Data records
↓

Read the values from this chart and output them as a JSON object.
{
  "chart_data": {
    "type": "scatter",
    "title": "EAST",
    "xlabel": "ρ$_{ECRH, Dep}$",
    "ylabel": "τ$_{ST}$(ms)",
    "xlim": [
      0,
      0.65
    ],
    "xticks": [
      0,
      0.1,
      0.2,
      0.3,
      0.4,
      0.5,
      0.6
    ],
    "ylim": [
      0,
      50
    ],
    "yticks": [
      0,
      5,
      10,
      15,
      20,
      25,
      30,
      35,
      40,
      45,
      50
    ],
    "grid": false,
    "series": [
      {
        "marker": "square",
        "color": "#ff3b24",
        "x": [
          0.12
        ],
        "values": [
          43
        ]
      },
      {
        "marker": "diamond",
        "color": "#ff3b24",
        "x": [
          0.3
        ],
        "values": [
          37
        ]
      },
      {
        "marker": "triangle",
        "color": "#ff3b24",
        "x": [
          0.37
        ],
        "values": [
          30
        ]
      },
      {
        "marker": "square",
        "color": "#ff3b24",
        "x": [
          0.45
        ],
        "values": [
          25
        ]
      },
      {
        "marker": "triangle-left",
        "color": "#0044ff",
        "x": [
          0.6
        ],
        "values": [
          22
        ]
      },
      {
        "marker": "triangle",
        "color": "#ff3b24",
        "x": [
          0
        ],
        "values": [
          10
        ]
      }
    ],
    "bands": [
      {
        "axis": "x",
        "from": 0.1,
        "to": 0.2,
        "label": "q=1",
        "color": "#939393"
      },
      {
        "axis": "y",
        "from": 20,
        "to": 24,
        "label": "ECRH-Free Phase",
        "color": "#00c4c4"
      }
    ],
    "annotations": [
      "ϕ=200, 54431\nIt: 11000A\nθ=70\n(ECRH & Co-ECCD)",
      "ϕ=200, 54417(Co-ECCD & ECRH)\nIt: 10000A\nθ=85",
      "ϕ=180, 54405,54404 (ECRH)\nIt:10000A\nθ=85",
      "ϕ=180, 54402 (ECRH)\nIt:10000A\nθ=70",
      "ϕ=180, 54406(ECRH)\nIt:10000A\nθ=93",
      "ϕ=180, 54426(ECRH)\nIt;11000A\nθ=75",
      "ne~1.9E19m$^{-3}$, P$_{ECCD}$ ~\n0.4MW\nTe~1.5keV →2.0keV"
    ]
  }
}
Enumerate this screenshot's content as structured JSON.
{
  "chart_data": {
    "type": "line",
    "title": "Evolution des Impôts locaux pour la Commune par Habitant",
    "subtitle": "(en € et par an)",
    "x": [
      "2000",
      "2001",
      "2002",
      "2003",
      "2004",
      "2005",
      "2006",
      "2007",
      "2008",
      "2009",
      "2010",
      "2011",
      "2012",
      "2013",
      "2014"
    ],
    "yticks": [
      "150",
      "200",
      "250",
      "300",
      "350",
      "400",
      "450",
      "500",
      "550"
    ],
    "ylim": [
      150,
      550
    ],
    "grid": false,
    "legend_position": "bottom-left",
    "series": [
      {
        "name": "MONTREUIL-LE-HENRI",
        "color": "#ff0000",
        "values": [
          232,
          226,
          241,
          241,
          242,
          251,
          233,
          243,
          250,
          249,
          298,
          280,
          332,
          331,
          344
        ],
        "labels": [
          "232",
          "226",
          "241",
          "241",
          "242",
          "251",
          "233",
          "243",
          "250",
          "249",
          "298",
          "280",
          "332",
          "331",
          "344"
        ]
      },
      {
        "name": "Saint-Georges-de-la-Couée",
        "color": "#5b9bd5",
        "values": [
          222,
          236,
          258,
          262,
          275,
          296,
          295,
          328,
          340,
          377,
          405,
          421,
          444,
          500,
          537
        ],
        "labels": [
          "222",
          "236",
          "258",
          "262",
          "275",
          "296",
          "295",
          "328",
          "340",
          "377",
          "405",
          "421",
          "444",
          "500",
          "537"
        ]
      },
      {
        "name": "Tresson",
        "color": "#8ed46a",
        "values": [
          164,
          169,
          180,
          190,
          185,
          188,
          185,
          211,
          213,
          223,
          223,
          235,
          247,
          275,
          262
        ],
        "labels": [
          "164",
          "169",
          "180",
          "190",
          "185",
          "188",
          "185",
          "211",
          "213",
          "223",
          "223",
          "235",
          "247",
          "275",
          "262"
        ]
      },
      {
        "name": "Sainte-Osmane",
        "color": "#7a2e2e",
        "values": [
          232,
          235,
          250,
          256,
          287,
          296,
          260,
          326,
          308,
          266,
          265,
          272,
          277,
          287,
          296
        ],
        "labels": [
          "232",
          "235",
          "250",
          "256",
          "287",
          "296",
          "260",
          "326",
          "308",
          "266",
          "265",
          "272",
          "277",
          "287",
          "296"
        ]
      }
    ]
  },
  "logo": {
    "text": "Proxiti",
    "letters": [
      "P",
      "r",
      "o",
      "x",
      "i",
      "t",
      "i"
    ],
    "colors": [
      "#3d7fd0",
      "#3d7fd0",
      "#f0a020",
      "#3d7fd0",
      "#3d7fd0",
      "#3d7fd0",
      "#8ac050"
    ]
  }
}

↑

*PROBLEM TO WORK ON*
Copy out all of the lines above exactly.

*FINISHED ANSWER*
Read the values from this chart and output them as a JSON object.
{
  "chart_data": {
    "type": "scatter",
    "title": "EAST",
    "xlabel": "ρ$_{ECRH, Dep}$",
    "ylabel": "τ$_{ST}$(ms)",
    "xlim": [
      0,
      0.65
    ],
    "xticks": [
      0,
      0.1,
      0.2,
      0.3,
      0.4,
      0.5,
      0.6
    ],
    "ylim": [
      0,
      50
    ],
    "yticks": [
      0,
      5,
      10,
      15,
      20,
      25,
      30,
      35,
      40,
      45,
      50
    ],
    "grid": false,
    "series": [
      {
        "marker": "square",
        "color": "#ff3b24",
        "x": [
          0.12
        ],
        "values": [
          43
        ]
      },
      {
        "marker": "diamond",
        "color": "#ff3b24",
        "x": [
          0.3
        ],
        "values": [
          37
        ]
      },
      {
        "marker": "triangle",
        "color": "#ff3b24",
        "x": [
          0.37
        ],
        "values": [
          30
        ]
      },
      {
        "marker": "square",
        "color": "#ff3b24",
        "x": [
          0.45
        ],
        "values": [
          25
        ]
      },
      {
        "marker": "triangle-left",
        "color": "#0044ff",
        "x": [
          0.6
        ],
        "values": [
          22
        ]
      },
      {
        "marker": "triangle",
        "color": "#ff3b24",
        "x": [
          0
        ],
        "values": [
          10
        ]
      }
    ],
    "bands": [
      {
        "axis": "x",
        "from": 0.1,
        "to": 0.2,
        "label": "q=1",
        "color": "#939393"
      },
      {
        "axis": "y",
        "from": 20,
        "to": 24,
        "label": "ECRH-Free Phase",
        "color": "#00c4c4"
      }
    ],
    "annotations": [
      "ϕ=200, 54431\nIt: 11000A\nθ=70\n(ECRH & Co-ECCD)",
      "ϕ=200, 54417(Co-ECCD & ECRH)\nIt: 10000A\nθ=85",
      "ϕ=180, 54405,54404 (ECRH)\nIt:10000A\nθ=85",
      "ϕ=180, 54402 (ECRH)\nIt:10000A\nθ=70",
      "ϕ=180, 54406(ECRH)\nIt:10000A\nθ=93",
      "ϕ=180, 54426(ECRH)\nIt;11000A\nθ=75",
      "ne~1.9E19m$^{-3}$, P$_{ECCD}$ ~\n0.4MW\nTe~1.5keV →2.0keV"
    ]
  }
}
Enumerate this screenshot's content as structured JSON.
{
  "chart_data": {
    "type": "line",
    "title": "Evolution des Impôts locaux pour la Commune par Habitant",
    "subtitle": "(en € et par an)",
    "x": [
      "2000",
      "2001",
      "2002",
      "2003",
      "2004",
      "2005",
      "2006",
      "2007",
      "2008",
      "2009",
      "2010",
      "2011",
      "2012",
      "2013",
      "2014"
    ],
    "yticks": [
      "150",
      "200",
      "250",
      "300",
      "350",
      "400",
      "450",
      "500",
      "550"
    ],
    "ylim": [
      150,
      550
    ],
    "grid": false,
    "legend_position": "bottom-left",
    "series": [
      {
        "name": "MONTREUIL-LE-HENRI",
        "color": "#ff0000",
        "values": [
          232,
          226,
          241,
          241,
          242,
          251,
          233,
          243,
          250,
          249,
          298,
          280,
          332,
          331,
          344
        ],
        "labels": [
          "232",
          "226",
          "241",
          "241",
          "242",
          "251",
          "233",
          "243",
          "250",
          "249",
          "298",
          "280",
          "332",
          "331",
          "344"
        ]
      },
      {
        "name": "Saint-Georges-de-la-Couée",
        "color": "#5b9bd5",
        "values": [
          222,
          236,
          258,
          262,
          275,
          296,
          295,
          328,
          340,
          377,
          405,
          421,
          444,
          500,
          537
        ],
        "labels": [
          "222",
          "236",
          "258",
          "262",
          "275",
          "296",
          "295",
          "328",
          "340",
          "377",
          "405",
          "421",
          "444",
          "500",
          "537"
        ]
      },
      {
        "name": "Tresson",
        "color": "#8ed46a",
        "values": [
          164,
          169,
          180,
          190,
          185,
          188,
          185,
          211,
          213,
          223,
          223,
          235,
          247,
          275,
          262
        ],
        "labels": [
          "164",
          "169",
          "180",
          "190",
          "185",
          "188",
          "185",
          "211",
          "213",
          "223",
          "223",
          "235",
          "247",
          "275",
          "262"
        ]
      },
      {
        "name": "Sainte-Osmane",
        "color": "#7a2e2e",
        "values": [
          232,
          235,
          250,
          256,
          287,
          296,
          260,
          326,
          308,
          266,
          265,
          272,
          277,
          287,
          296
        ],
        "labels": [
          "232",
          "235",
          "250",
          "256",
          "287",
          "296",
          "260",
          "326",
          "308",
          "266",
          "265",
          "272",
          "277",
          "287",
          "296"
        ]
      }
    ]
  },
  "logo": {
    "text": "Proxiti",
    "letters": [
      "P",
      "r",
      "o",
      "x",
      "i",
      "t",
      "i"
    ],
    "colors": [
      "#3d7fd0",
      "#3d7fd0",
      "#f0a020",
      "#3d7fd0",
      "#3d7fd0",
      "#3d7fd0",
      "#8ac050"
    ]
  }
}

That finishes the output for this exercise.